### Recorded data
>>
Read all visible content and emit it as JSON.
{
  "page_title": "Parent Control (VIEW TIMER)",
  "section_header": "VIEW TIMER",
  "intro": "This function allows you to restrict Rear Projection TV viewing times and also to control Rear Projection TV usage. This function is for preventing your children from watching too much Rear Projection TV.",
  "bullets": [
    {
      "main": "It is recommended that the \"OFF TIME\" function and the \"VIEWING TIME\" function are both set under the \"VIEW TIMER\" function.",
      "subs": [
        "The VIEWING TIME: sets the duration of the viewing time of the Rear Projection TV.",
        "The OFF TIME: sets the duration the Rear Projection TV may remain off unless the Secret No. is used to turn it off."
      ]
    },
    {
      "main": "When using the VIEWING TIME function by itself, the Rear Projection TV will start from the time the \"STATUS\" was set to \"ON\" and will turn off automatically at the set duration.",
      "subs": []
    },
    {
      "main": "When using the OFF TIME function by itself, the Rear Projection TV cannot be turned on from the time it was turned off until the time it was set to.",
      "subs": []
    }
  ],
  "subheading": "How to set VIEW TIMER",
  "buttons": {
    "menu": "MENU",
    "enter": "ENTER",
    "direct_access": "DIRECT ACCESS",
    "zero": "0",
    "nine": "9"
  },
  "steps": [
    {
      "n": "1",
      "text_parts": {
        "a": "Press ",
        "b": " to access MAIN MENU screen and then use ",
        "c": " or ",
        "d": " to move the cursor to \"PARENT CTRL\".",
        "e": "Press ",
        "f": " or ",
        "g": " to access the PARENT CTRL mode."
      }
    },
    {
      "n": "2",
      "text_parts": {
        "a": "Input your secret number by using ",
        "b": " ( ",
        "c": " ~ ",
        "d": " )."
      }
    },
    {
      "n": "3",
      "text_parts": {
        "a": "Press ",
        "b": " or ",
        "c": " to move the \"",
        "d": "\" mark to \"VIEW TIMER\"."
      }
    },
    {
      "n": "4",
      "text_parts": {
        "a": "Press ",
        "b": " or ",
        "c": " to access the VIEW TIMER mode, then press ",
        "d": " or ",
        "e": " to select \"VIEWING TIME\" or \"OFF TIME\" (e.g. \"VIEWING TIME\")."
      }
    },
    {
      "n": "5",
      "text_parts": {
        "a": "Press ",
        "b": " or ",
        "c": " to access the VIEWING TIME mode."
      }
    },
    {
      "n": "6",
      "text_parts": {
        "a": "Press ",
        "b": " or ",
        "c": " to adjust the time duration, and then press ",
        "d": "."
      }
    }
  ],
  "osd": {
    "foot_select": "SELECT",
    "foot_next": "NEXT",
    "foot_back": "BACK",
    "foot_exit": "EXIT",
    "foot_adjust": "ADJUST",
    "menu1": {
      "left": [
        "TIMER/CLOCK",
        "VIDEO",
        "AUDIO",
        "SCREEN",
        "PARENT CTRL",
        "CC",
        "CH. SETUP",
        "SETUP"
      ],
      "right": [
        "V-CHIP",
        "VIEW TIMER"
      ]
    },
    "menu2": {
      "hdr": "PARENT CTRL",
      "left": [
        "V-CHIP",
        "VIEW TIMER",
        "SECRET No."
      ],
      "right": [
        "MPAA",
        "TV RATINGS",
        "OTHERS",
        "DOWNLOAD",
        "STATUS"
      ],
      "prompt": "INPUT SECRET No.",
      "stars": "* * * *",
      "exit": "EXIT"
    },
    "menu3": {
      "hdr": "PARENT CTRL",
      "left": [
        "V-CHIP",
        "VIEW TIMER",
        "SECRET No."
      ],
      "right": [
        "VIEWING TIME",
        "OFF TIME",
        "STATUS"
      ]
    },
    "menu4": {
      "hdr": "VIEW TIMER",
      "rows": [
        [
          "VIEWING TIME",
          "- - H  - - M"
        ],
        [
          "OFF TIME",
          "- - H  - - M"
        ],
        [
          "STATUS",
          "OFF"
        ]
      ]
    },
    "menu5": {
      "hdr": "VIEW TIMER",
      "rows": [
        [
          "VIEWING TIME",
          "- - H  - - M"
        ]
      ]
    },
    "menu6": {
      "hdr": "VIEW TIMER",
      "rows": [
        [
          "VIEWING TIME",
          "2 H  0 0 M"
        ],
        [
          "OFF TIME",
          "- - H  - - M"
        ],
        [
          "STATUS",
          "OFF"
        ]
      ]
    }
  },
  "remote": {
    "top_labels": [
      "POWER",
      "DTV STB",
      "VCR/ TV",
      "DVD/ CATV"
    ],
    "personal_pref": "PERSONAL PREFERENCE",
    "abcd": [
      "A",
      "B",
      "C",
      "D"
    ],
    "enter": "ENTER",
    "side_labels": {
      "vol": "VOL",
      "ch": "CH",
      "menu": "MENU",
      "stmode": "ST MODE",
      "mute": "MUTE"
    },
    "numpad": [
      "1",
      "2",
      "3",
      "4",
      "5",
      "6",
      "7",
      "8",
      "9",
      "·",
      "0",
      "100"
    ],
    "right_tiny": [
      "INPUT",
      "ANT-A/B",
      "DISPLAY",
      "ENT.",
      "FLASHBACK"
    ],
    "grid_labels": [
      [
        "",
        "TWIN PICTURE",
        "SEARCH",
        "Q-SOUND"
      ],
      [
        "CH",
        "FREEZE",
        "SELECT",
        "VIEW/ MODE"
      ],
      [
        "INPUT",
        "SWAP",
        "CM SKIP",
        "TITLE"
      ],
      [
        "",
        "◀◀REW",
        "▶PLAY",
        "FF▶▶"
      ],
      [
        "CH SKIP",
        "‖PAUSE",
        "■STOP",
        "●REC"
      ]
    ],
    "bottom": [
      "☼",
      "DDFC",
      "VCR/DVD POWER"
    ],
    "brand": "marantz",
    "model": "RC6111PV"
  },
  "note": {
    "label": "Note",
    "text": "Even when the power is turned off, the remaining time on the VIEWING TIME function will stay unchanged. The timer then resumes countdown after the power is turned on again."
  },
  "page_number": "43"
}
<<
Show every line from the entries above in which the word "CTRL" appears.

### RESPONSE TO THE EXERCISE
        "d": " to move the cursor to \"PARENT CTRL\".",
        "g": " to access the PARENT CTRL mode."
        "PARENT CTRL",
      "hdr": "PARENT CTRL",
      "hdr": "PARENT CTRL",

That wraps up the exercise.